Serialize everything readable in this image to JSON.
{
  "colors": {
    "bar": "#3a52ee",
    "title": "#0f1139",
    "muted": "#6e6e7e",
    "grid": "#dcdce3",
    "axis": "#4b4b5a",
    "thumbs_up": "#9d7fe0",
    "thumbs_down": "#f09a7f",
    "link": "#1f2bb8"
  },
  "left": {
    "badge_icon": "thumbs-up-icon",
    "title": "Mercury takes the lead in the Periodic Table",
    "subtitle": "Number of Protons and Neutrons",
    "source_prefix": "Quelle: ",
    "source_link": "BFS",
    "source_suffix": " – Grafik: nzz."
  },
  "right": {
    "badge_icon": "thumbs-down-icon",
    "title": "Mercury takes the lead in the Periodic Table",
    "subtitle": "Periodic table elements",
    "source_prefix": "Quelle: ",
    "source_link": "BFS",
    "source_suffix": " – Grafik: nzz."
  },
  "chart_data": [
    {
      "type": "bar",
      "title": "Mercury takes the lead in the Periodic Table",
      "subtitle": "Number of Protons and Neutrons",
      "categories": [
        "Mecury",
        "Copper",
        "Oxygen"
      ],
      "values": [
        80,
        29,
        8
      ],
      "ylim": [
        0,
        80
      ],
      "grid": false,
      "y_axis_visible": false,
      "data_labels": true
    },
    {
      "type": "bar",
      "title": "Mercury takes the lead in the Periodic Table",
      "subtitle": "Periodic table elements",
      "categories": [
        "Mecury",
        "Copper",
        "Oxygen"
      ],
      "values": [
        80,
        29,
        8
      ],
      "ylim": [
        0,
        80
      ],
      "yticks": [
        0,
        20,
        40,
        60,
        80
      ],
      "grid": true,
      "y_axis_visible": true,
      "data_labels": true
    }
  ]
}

_EXERCISE TASK:_ Write out every entry exactly as given.

_EXERCISE OUTPUT:_
Serialize everything readable in this image to JSON.
{
  "colors": {
    "bar": "#3a52ee",
    "title": "#0f1139",
    "muted": "#6e6e7e",
    "grid": "#dcdce3",
    "axis": "#4b4b5a",
    "thumbs_up": "#9d7fe0",
    "thumbs_down": "#f09a7f",
    "link": "#1f2bb8"
  },
  "left": {
    "badge_icon": "thumbs-up-icon",
    "title": "Mercury takes the lead in the Periodic Table",
    "subtitle": "Number of Protons and Neutrons",
    "source_prefix": "Quelle: ",
    "source_link": "BFS",
    "source_suffix": " – Grafik: nzz."
  },
  "right": {
    "badge_icon": "thumbs-down-icon",
    "title": "Mercury takes the lead in the Periodic Table",
    "subtitle": "Periodic table elements",
    "source_prefix": "Quelle: ",
    "source_link": "BFS",
    "source_suffix": " – Grafik: nzz."
  },
  "chart_data": [
    {
      "type": "bar",
      "title": "Mercury takes the lead in the Periodic Table",
      "subtitle": "Number of Protons and Neutrons",
      "categories": [
        "Mecury",
        "Copper",
        "Oxygen"
      ],
      "values": [
        80,
        29,
        8
      ],
      "ylim": [
        0,
        80
      ],
      "grid": false,
      "y_axis_visible": false,
      "data_labels": true
    },
    {
      "type": "bar",
      "title": "Mercury takes the lead in the Periodic Table",
      "subtitle": "Periodic table elements",
      "categories": [
        "Mecury",
        "Copper",
        "Oxygen"
      ],
      "values": [
        80,
        29,
        8
      ],
      "ylim": [
        0,
        80
      ],
      "yticks": [
        0,
        20,
        40,
        60,
        80
      ],
      "grid": true,
      "y_axis_visible": true,
      "data_labels": true
    }
  ]
}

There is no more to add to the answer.